EXERCISE: Repeat exactly the lines beginning at the one that contains "Read all visible content and emit it as JSON." and running to the end of the material. Omit the pictures.

EXERCISE MATERIAL:
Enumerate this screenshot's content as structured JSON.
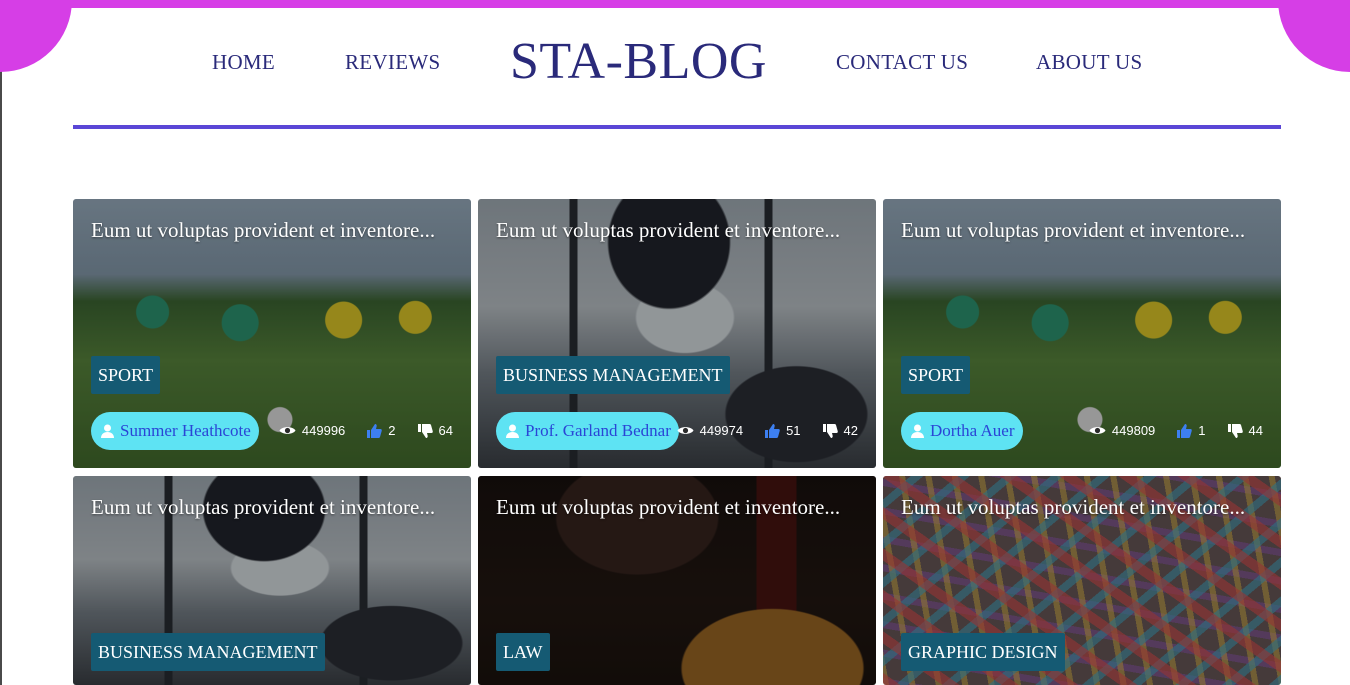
{
  "brand": "STA-BLOG",
  "nav": {
    "home": "HOME",
    "reviews": "REVIEWS",
    "contact": "CONTACT US",
    "about": "ABOUT US"
  },
  "colors": {
    "accent": "#d63ee6",
    "nav_text": "#2a2a7a",
    "rule": "#5a46d6",
    "category_bg": "#155a73",
    "author_pill": "#5ee3f3"
  },
  "posts": [
    {
      "title": "Eum ut voluptas provident et inventore...",
      "category": "SPORT",
      "author": "Summer Heathcote",
      "views": "449996",
      "likes": "2",
      "dislikes": "64",
      "image": "soccer-kids"
    },
    {
      "title": "Eum ut voluptas provident et inventore...",
      "category": "BUSINESS MANAGEMENT",
      "author": "Prof. Garland Bednar",
      "views": "449974",
      "likes": "51",
      "dislikes": "42",
      "image": "business-meeting"
    },
    {
      "title": "Eum ut voluptas provident et inventore...",
      "category": "SPORT",
      "author": "Dortha Auer",
      "views": "449809",
      "likes": "1",
      "dislikes": "44",
      "image": "soccer-kids"
    },
    {
      "title": "Eum ut voluptas provident et inventore...",
      "category": "BUSINESS MANAGEMENT",
      "image": "business-meeting"
    },
    {
      "title": "Eum ut voluptas provident et inventore...",
      "category": "LAW",
      "image": "gavel"
    },
    {
      "title": "Eum ut voluptas provident et inventore...",
      "category": "GRAPHIC DESIGN",
      "image": "doodle-art"
    }
  ]
}
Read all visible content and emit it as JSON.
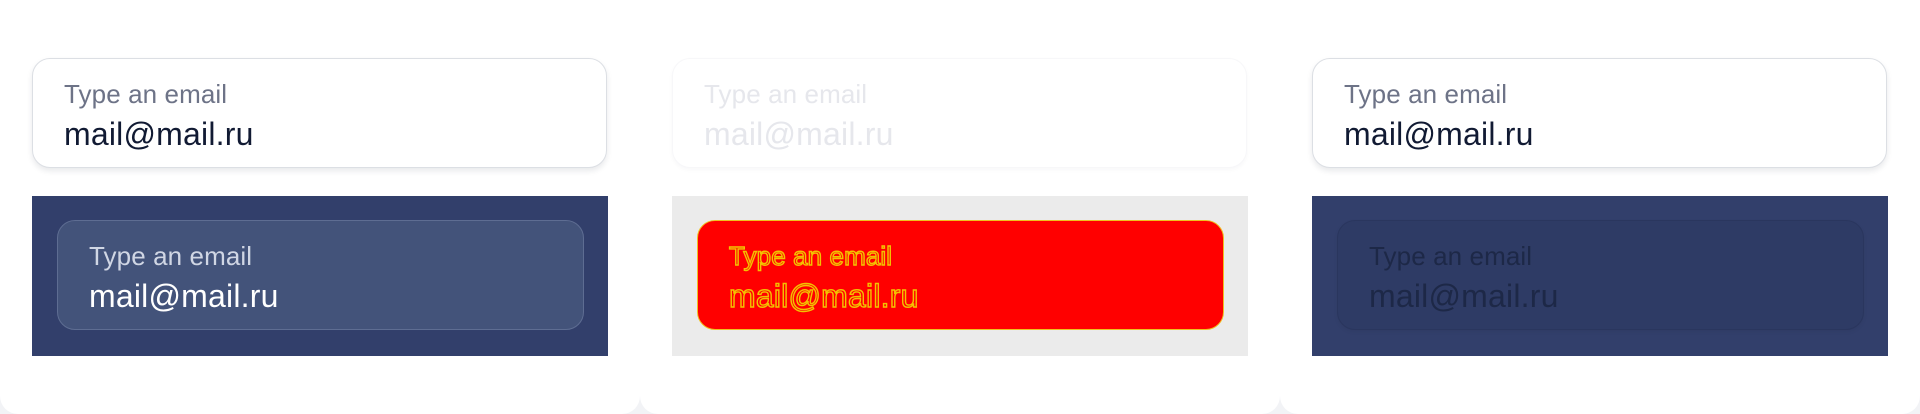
{
  "colors": {
    "panel_bg": "#ffffff",
    "dark_bg": "#323f6b",
    "grey_bg": "#ebebeb",
    "error_fill": "#ff0000",
    "error_outline": "#f3c200"
  },
  "panels": [
    {
      "top_field": {
        "label": "Type an email",
        "value": "mail@mail.ru",
        "state": "default"
      },
      "bottom_field": {
        "label": "Type an email",
        "value": "mail@mail.ru",
        "state": "dark-default"
      }
    },
    {
      "top_field": {
        "label": "Type an email",
        "value": "mail@mail.ru",
        "state": "disabled"
      },
      "bottom_field": {
        "label": "Type an email",
        "value": "mail@mail.ru",
        "state": "error-highlight"
      }
    },
    {
      "top_field": {
        "label": "Type an email",
        "value": "mail@mail.ru",
        "state": "default"
      },
      "bottom_field": {
        "label": "Type an email",
        "value": "mail@mail.ru",
        "state": "dark-disabled"
      }
    }
  ]
}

TASK RESULT:
Read all visible content and emit it as JSON.
{
  "colors": {
    "panel_bg": "#ffffff",
    "dark_bg": "#323f6b",
    "grey_bg": "#ebebeb",
    "error_fill": "#ff0000",
    "error_outline": "#f3c200"
  },
  "panels": [
    {
      "top_field": {
        "label": "Type an email",
        "value": "mail@mail.ru",
        "state": "default"
      },
      "bottom_field": {
        "label": "Type an email",
        "value": "mail@mail.ru",
        "state": "dark-default"
      }
    },
    {
      "top_field": {
        "label": "Type an email",
        "value": "mail@mail.ru",
        "state": "disabled"
      },
      "bottom_field": {
        "label": "Type an email",
        "value": "mail@mail.ru",
        "state": "error-highlight"
      }
    },
    {
      "top_field": {
        "label": "Type an email",
        "value": "mail@mail.ru",
        "state": "default"
      },
      "bottom_field": {
        "label": "Type an email",
        "value": "mail@mail.ru",
        "state": "dark-disabled"
      }
    }
  ]
}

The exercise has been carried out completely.